### [WHAT IS BEING ASKED]
Wherever "RESPONDENT" appears in a line, copy that line.

[Source records]
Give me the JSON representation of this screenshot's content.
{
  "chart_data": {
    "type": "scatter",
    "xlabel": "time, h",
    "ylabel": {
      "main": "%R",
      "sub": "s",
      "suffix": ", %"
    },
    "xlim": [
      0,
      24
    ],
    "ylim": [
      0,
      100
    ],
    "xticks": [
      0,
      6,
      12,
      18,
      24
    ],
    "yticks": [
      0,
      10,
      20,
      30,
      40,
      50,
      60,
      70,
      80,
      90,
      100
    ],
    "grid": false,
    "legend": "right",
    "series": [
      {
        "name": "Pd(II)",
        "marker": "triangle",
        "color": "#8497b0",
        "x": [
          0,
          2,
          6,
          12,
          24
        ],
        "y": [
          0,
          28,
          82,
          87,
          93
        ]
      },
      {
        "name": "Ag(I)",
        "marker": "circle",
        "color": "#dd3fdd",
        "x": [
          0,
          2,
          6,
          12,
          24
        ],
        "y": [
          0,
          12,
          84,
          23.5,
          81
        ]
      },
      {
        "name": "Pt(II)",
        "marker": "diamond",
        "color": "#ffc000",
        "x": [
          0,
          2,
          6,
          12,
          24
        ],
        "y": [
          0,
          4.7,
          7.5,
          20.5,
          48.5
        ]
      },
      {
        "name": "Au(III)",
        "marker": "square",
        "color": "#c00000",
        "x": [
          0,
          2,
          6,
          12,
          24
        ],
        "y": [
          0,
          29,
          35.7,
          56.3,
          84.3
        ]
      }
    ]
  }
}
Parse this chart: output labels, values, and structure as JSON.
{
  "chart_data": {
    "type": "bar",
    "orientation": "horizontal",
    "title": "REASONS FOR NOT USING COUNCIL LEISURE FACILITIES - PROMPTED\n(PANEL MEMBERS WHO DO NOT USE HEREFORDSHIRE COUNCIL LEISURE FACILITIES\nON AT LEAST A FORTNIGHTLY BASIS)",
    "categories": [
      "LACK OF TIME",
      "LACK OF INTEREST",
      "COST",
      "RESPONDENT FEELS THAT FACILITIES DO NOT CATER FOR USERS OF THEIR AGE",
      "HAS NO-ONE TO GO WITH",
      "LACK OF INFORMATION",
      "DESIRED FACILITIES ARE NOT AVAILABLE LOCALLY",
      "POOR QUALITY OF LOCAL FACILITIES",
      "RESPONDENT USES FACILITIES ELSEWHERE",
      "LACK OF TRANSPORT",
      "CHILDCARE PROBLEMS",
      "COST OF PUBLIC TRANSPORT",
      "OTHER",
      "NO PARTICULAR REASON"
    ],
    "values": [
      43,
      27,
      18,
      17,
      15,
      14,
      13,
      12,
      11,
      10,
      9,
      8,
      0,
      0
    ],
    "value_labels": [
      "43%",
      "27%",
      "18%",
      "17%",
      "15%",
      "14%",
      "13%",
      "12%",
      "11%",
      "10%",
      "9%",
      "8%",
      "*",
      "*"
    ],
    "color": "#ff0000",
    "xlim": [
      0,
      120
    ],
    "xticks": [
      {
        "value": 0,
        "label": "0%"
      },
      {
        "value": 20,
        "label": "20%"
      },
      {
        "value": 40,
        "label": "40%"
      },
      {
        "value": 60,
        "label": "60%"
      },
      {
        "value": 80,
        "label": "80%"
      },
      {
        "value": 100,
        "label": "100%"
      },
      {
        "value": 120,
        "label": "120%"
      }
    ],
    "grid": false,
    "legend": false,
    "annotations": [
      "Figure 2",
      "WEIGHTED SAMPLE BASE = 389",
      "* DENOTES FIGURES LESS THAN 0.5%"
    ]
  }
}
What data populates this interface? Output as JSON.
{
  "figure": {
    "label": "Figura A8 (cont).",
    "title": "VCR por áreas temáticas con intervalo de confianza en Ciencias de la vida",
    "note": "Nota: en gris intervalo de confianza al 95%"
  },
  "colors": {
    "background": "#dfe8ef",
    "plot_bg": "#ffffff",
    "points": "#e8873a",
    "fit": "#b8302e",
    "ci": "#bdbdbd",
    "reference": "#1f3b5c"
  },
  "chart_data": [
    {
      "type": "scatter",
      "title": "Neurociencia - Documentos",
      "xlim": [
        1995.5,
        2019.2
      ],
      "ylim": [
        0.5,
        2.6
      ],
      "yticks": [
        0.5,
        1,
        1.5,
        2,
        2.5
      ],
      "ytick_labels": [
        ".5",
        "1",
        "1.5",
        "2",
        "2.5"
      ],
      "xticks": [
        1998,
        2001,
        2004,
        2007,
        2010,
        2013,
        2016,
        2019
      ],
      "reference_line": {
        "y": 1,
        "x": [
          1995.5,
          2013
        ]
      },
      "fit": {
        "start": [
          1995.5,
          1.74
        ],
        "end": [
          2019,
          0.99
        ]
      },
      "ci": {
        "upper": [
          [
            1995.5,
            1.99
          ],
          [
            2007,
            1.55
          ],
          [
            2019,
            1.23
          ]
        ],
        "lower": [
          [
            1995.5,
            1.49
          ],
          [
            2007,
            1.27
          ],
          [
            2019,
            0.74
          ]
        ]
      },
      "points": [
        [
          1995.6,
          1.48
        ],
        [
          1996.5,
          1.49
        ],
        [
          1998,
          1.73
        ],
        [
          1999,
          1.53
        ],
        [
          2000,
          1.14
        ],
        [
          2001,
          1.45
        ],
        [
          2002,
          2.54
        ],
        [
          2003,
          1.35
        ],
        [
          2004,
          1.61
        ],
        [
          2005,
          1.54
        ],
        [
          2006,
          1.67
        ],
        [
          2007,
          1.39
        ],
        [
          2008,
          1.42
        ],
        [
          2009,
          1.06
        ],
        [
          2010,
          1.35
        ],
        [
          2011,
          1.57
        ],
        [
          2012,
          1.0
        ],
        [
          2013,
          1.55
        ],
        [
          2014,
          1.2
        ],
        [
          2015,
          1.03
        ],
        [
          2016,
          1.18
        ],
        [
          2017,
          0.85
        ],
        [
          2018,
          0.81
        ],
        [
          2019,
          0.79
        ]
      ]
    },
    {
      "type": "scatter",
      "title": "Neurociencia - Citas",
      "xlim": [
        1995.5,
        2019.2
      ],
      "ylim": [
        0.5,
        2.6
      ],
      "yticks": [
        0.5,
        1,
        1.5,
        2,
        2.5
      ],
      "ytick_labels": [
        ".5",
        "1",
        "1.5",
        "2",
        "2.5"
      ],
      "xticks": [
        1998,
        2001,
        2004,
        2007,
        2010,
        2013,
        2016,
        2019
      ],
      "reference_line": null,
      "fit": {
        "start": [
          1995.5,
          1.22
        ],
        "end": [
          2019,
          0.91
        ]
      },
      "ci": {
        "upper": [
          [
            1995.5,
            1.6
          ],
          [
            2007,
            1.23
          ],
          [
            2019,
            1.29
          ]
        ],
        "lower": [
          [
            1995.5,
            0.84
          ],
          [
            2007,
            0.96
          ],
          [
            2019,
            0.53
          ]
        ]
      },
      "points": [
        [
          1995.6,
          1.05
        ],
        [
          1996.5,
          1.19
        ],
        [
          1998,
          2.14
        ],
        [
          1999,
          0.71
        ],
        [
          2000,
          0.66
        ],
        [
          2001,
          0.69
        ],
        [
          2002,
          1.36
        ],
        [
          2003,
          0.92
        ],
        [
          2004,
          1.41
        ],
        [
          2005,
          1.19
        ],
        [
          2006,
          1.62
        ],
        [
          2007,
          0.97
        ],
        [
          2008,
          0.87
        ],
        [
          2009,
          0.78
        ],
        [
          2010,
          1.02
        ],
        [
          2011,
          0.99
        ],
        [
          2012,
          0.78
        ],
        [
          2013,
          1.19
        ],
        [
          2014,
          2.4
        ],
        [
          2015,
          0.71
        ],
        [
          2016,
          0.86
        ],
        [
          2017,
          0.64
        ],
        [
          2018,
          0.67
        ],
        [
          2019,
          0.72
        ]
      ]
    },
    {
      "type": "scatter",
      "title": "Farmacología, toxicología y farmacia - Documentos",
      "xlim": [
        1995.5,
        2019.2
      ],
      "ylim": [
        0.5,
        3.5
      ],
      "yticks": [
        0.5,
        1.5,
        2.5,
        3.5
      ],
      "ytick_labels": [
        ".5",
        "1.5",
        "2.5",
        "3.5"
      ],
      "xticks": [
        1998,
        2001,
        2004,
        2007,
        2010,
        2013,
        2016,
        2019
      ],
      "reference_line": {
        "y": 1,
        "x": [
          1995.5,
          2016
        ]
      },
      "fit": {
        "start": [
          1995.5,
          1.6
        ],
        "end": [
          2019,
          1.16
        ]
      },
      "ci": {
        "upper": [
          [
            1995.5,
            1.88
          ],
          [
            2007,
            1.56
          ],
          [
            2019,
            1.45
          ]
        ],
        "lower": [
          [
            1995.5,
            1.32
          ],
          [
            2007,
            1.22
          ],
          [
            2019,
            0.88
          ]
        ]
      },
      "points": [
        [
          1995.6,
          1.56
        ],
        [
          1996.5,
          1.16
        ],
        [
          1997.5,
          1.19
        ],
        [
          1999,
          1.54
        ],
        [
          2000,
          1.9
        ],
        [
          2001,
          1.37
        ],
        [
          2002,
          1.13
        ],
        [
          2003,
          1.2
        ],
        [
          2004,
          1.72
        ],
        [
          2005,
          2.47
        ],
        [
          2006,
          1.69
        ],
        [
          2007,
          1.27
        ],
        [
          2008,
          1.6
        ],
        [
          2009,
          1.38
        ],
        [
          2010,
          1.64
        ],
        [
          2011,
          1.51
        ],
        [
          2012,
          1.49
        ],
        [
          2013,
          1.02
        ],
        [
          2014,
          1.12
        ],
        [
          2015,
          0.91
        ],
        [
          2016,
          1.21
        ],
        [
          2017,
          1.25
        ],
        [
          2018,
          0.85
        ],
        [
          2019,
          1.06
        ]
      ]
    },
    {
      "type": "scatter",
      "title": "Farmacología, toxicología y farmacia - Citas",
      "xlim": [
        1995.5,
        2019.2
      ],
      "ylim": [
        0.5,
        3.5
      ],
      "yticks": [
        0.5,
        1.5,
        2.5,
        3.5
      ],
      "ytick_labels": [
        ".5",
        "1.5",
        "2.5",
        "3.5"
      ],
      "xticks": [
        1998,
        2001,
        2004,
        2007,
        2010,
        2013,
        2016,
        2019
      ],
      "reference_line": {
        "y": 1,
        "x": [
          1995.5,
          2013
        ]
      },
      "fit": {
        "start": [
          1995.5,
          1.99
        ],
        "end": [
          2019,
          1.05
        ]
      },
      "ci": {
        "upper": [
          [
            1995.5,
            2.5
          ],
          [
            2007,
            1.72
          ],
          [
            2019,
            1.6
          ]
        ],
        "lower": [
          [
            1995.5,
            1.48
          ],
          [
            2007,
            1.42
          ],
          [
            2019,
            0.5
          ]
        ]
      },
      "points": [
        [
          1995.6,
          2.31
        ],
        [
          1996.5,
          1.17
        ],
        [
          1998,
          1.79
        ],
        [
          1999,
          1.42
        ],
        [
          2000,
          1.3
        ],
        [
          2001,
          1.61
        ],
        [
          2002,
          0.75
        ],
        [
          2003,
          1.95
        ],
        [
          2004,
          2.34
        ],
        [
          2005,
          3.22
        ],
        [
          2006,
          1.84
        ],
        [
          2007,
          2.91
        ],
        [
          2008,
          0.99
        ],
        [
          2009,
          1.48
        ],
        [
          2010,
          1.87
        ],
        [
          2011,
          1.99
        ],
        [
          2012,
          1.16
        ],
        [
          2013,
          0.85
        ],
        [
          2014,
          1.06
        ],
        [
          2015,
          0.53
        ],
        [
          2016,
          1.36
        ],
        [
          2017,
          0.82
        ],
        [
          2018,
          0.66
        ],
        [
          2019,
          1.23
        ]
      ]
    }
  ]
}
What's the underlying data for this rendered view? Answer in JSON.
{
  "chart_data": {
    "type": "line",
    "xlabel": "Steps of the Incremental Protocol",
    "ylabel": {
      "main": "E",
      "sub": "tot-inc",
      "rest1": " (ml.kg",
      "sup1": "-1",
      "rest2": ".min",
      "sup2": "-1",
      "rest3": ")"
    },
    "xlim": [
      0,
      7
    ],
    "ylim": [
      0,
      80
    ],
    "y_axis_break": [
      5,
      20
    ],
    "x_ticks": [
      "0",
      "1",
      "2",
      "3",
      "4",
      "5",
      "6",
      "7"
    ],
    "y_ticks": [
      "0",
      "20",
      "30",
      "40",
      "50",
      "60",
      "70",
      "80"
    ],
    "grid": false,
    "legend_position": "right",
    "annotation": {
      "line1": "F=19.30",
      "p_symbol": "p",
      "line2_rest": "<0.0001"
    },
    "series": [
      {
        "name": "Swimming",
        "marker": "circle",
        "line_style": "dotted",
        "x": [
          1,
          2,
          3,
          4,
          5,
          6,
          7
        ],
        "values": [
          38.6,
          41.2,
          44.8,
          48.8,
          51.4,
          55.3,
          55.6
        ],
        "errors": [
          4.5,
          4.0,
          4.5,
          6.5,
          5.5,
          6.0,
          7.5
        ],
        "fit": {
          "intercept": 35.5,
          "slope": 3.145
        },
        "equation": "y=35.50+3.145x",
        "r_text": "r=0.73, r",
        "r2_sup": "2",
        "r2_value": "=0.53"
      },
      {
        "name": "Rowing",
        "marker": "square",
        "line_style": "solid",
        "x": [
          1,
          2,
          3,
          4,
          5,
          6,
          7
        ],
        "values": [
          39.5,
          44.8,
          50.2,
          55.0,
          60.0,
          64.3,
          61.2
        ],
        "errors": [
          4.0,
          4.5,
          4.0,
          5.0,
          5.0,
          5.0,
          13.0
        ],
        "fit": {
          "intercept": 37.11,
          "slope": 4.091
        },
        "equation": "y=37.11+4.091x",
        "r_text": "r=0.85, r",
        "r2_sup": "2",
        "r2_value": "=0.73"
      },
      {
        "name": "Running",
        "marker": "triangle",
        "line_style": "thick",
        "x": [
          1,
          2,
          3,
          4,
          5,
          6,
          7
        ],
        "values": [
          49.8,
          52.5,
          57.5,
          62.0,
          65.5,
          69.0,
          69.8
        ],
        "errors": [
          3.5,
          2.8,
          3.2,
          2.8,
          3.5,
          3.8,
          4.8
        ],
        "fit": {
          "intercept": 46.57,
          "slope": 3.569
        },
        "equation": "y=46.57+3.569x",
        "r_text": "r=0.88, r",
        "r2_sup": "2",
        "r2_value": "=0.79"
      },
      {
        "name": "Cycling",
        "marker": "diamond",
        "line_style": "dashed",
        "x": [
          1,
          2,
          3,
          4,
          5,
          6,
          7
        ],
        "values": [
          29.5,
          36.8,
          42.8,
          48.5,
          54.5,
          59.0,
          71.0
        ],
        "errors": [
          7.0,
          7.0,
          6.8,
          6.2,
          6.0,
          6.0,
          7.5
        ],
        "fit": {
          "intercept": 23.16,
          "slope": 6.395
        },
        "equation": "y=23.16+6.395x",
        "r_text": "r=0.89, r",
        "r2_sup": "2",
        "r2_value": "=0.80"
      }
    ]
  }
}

### [RIGHT ANSWER]
      "RESPONDENT FEELS THAT FACILITIES DO NOT CATER FOR USERS OF THEIR AGE",
      "RESPONDENT USES FACILITIES ELSEWHERE",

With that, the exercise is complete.